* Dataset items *

____

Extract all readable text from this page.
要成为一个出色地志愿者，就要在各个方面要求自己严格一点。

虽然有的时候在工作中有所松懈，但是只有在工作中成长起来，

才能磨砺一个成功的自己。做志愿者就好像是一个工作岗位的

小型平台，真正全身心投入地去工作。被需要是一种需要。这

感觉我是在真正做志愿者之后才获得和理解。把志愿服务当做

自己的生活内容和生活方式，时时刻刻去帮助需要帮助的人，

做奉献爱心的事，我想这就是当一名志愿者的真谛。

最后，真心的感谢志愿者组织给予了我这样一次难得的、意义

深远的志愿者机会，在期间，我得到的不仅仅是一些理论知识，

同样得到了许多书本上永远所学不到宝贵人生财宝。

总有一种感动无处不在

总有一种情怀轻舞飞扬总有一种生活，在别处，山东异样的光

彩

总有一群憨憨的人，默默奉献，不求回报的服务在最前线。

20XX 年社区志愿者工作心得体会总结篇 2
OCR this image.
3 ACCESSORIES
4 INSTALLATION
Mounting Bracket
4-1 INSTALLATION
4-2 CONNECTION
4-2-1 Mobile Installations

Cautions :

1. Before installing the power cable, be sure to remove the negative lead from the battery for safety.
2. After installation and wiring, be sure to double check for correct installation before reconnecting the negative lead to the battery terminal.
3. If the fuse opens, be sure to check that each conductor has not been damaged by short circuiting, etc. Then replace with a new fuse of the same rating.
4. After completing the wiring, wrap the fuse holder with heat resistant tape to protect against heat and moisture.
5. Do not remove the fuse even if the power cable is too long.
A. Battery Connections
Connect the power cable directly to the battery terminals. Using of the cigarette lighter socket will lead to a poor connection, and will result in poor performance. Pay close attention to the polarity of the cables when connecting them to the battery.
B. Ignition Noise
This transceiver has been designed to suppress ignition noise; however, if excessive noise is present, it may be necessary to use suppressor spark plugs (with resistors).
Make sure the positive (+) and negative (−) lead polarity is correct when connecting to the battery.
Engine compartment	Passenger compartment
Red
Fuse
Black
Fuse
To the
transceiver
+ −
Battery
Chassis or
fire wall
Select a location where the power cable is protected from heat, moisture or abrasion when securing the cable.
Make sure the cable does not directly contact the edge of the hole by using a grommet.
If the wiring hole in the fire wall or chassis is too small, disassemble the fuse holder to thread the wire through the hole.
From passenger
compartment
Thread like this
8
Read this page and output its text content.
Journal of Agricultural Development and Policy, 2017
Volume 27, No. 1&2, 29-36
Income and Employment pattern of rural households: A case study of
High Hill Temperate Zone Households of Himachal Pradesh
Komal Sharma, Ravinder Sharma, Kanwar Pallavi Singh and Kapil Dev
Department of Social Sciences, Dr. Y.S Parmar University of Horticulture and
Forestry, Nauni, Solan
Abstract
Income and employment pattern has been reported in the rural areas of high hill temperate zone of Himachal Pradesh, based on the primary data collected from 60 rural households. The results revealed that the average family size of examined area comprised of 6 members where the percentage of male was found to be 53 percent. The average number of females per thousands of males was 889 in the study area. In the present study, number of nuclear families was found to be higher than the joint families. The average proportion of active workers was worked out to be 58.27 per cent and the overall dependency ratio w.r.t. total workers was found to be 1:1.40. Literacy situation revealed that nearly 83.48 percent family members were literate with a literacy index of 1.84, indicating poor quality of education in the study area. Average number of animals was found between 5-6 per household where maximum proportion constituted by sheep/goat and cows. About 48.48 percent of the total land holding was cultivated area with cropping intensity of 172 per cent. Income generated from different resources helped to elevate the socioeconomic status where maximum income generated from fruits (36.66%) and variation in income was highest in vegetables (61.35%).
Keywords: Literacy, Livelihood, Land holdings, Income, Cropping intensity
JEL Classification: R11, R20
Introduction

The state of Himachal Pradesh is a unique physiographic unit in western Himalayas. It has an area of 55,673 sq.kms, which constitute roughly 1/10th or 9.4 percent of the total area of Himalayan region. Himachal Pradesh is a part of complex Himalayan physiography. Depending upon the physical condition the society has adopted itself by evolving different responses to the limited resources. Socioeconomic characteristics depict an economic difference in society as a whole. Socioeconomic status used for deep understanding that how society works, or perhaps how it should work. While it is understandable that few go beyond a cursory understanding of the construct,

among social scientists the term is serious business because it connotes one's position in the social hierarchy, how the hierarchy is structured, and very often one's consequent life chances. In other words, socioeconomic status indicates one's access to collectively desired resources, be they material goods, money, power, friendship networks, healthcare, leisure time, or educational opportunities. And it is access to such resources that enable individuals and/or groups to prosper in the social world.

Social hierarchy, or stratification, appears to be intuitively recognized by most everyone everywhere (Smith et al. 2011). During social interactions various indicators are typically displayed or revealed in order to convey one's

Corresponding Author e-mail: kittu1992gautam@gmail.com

____

Repeat the data above, word for word.

* Output below *
Extract all readable text from this page.
要成为一个出色地志愿者，就要在各个方面要求自己严格一点。

虽然有的时候在工作中有所松懈，但是只有在工作中成长起来，

才能磨砺一个成功的自己。做志愿者就好像是一个工作岗位的

小型平台，真正全身心投入地去工作。被需要是一种需要。这

感觉我是在真正做志愿者之后才获得和理解。把志愿服务当做

自己的生活内容和生活方式，时时刻刻去帮助需要帮助的人，

做奉献爱心的事，我想这就是当一名志愿者的真谛。

最后，真心的感谢志愿者组织给予了我这样一次难得的、意义

深远的志愿者机会，在期间，我得到的不仅仅是一些理论知识，

同样得到了许多书本上永远所学不到宝贵人生财宝。

总有一种感动无处不在

总有一种情怀轻舞飞扬总有一种生活，在别处，山东异样的光

彩

总有一群憨憨的人，默默奉献，不求回报的服务在最前线。

20XX 年社区志愿者工作心得体会总结篇 2
OCR this image.
3 ACCESSORIES
4 INSTALLATION
Mounting Bracket
4-1 INSTALLATION
4-2 CONNECTION
4-2-1 Mobile Installations

Cautions :

1. Before installing the power cable, be sure to remove the negative lead from the battery for safety.
2. After installation and wiring, be sure to double check for correct installation before reconnecting the negative lead to the battery terminal.
3. If the fuse opens, be sure to check that each conductor has not been damaged by short circuiting, etc. Then replace with a new fuse of the same rating.
4. After completing the wiring, wrap the fuse holder with heat resistant tape to protect against heat and moisture.
5. Do not remove the fuse even if the power cable is too long.
A. Battery Connections
Connect the power cable directly to the battery terminals. Using of the cigarette lighter socket will lead to a poor connection, and will result in poor performance. Pay close attention to the polarity of the cables when connecting them to the battery.
B. Ignition Noise
This transceiver has been designed to suppress ignition noise; however, if excessive noise is present, it may be necessary to use suppressor spark plugs (with resistors).
Make sure the positive (+) and negative (−) lead polarity is correct when connecting to the battery.
Engine compartment	Passenger compartment
Red
Fuse
Black
Fuse
To the
transceiver
+ −
Battery
Chassis or
fire wall
Select a location where the power cable is protected from heat, moisture or abrasion when securing the cable.
Make sure the cable does not directly contact the edge of the hole by using a grommet.
If the wiring hole in the fire wall or chassis is too small, disassemble the fuse holder to thread the wire through the hole.
From passenger
compartment
Thread like this
8
Read this page and output its text content.
Journal of Agricultural Development and Policy, 2017
Volume 27, No. 1&2, 29-36
Income and Employment pattern of rural households: A case study of
High Hill Temperate Zone Households of Himachal Pradesh
Komal Sharma, Ravinder Sharma, Kanwar Pallavi Singh and Kapil Dev
Department of Social Sciences, Dr. Y.S Parmar University of Horticulture and
Forestry, Nauni, Solan
Abstract
Income and employment pattern has been reported in the rural areas of high hill temperate zone of Himachal Pradesh, based on the primary data collected from 60 rural households. The results revealed that the average family size of examined area comprised of 6 members where the percentage of male was found to be 53 percent. The average number of females per thousands of males was 889 in the study area. In the present study, number of nuclear families was found to be higher than the joint families. The average proportion of active workers was worked out to be 58.27 per cent and the overall dependency ratio w.r.t. total workers was found to be 1:1.40. Literacy situation revealed that nearly 83.48 percent family members were literate with a literacy index of 1.84, indicating poor quality of education in the study area. Average number of animals was found between 5-6 per household where maximum proportion constituted by sheep/goat and cows. About 48.48 percent of the total land holding was cultivated area with cropping intensity of 172 per cent. Income generated from different resources helped to elevate the socioeconomic status where maximum income generated from fruits (36.66%) and variation in income was highest in vegetables (61.35%).
Keywords: Literacy, Livelihood, Land holdings, Income, Cropping intensity
JEL Classification: R11, R20
Introduction

The state of Himachal Pradesh is a unique physiographic unit in western Himalayas. It has an area of 55,673 sq.kms, which constitute roughly 1/10th or 9.4 percent of the total area of Himalayan region. Himachal Pradesh is a part of complex Himalayan physiography. Depending upon the physical condition the society has adopted itself by evolving different responses to the limited resources. Socioeconomic characteristics depict an economic difference in society as a whole. Socioeconomic status used for deep understanding that how society works, or perhaps how it should work. While it is understandable that few go beyond a cursory understanding of the construct,

among social scientists the term is serious business because it connotes one's position in the social hierarchy, how the hierarchy is structured, and very often one's consequent life chances. In other words, socioeconomic status indicates one's access to collectively desired resources, be they material goods, money, power, friendship networks, healthcare, leisure time, or educational opportunities. And it is access to such resources that enable individuals and/or groups to prosper in the social world.

Social hierarchy, or stratification, appears to be intuitively recognized by most everyone everywhere (Smith et al. 2011). During social interactions various indicators are typically displayed or revealed in order to convey one's

Corresponding Author e-mail: kittu1992gautam@gmail.com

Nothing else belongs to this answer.